Dataset items:
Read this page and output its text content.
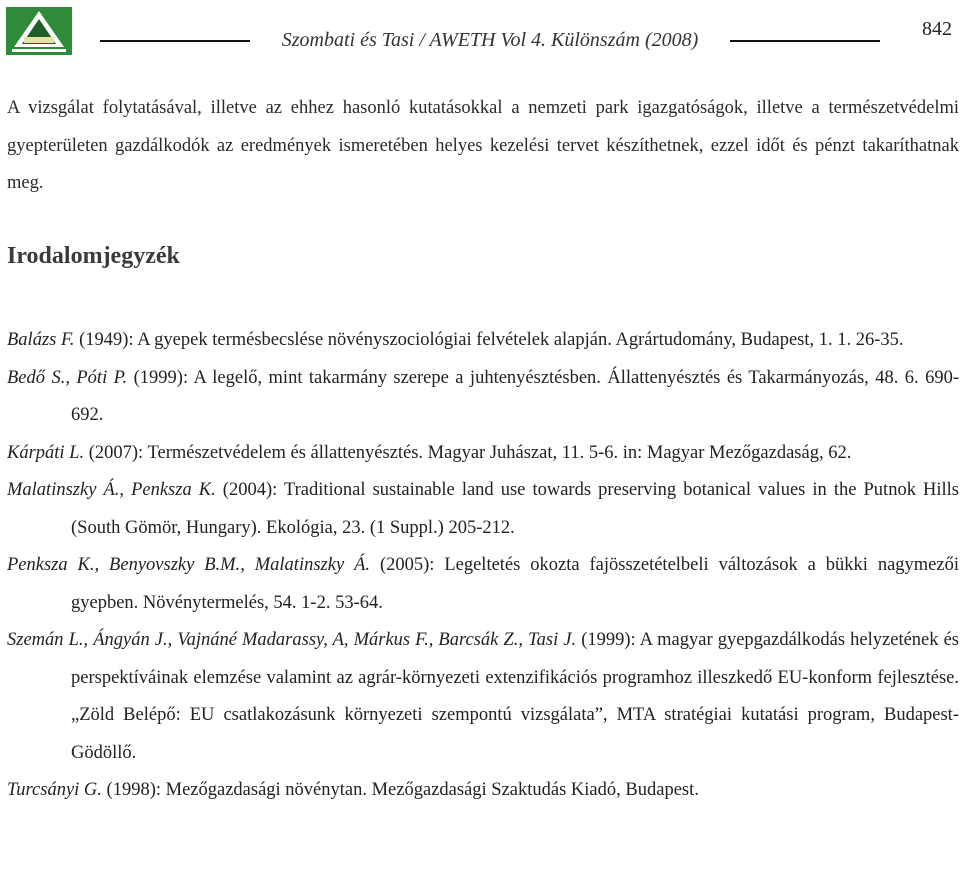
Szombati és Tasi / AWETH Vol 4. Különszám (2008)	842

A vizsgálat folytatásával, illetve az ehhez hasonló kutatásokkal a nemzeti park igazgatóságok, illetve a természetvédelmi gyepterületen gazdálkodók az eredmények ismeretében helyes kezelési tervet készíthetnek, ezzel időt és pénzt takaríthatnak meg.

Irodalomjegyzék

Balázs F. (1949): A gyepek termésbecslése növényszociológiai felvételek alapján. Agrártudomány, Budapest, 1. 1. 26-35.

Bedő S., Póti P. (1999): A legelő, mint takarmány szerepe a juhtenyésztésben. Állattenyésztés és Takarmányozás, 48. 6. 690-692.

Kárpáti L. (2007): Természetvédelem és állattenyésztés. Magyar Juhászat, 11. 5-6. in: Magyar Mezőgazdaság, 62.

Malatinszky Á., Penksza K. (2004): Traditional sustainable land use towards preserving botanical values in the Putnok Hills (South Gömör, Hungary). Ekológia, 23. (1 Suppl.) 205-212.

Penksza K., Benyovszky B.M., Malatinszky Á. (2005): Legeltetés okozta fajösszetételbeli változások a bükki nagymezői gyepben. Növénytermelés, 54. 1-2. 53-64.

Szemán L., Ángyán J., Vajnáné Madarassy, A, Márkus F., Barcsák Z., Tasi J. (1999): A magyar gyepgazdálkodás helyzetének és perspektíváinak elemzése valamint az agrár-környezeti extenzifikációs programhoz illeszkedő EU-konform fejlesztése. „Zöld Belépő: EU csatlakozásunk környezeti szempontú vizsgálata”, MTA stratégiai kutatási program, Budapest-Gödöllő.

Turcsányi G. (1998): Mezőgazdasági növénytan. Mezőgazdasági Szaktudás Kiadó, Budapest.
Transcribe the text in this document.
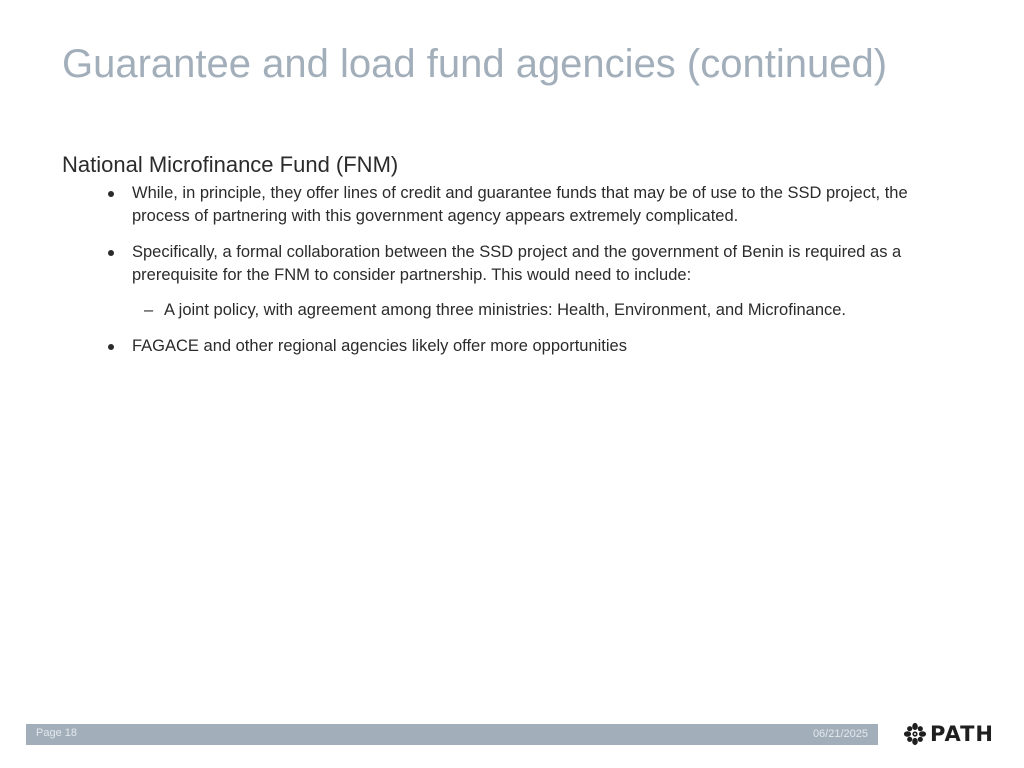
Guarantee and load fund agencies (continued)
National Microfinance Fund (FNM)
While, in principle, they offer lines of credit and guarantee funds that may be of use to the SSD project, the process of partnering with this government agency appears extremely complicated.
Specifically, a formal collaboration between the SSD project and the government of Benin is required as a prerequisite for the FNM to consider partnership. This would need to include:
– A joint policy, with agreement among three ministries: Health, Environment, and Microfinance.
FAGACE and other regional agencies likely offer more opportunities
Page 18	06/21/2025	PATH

TASK PROMPT:
Reproduce the entries above word for word. Pictures stay out.

OUTPUT FOR THIS TASK:
Read this page and output its text content.
Szombati és Tasi / AWETH Vol 4. Különszám (2008)	842

A vizsgálat folytatásával, illetve az ehhez hasonló kutatásokkal a nemzeti park igazgatóságok, illetve a természetvédelmi gyepterületen gazdálkodók az eredmények ismeretében helyes kezelési tervet készíthetnek, ezzel időt és pénzt takaríthatnak meg.

Irodalomjegyzék

Balázs F. (1949): A gyepek termésbecslése növényszociológiai felvételek alapján. Agrártudomány, Budapest, 1. 1. 26-35.

Bedő S., Póti P. (1999): A legelő, mint takarmány szerepe a juhtenyésztésben. Állattenyésztés és Takarmányozás, 48. 6. 690-692.

Kárpáti L. (2007): Természetvédelem és állattenyésztés. Magyar Juhászat, 11. 5-6. in: Magyar Mezőgazdaság, 62.

Malatinszky Á., Penksza K. (2004): Traditional sustainable land use towards preserving botanical values in the Putnok Hills (South Gömör, Hungary). Ekológia, 23. (1 Suppl.) 205-212.

Penksza K., Benyovszky B.M., Malatinszky Á. (2005): Legeltetés okozta fajösszetételbeli változások a bükki nagymezői gyepben. Növénytermelés, 54. 1-2. 53-64.

Szemán L., Ángyán J., Vajnáné Madarassy, A, Márkus F., Barcsák Z., Tasi J. (1999): A magyar gyepgazdálkodás helyzetének és perspektíváinak elemzése valamint az agrár-környezeti extenzifikációs programhoz illeszkedő EU-konform fejlesztése. „Zöld Belépő: EU csatlakozásunk környezeti szempontú vizsgálata”, MTA stratégiai kutatási program, Budapest-Gödöllő.

Turcsányi G. (1998): Mezőgazdasági növénytan. Mezőgazdasági Szaktudás Kiadó, Budapest.
Transcribe the text in this document.
Guarantee and load fund agencies (continued)
National Microfinance Fund (FNM)
While, in principle, they offer lines of credit and guarantee funds that may be of use to the SSD project, the process of partnering with this government agency appears extremely complicated.
Specifically, a formal collaboration between the SSD project and the government of Benin is required as a prerequisite for the FNM to consider partnership. This would need to include:
– A joint policy, with agreement among three ministries: Health, Environment, and Microfinance.
FAGACE and other regional agencies likely offer more opportunities
Page 18	06/21/2025	PATH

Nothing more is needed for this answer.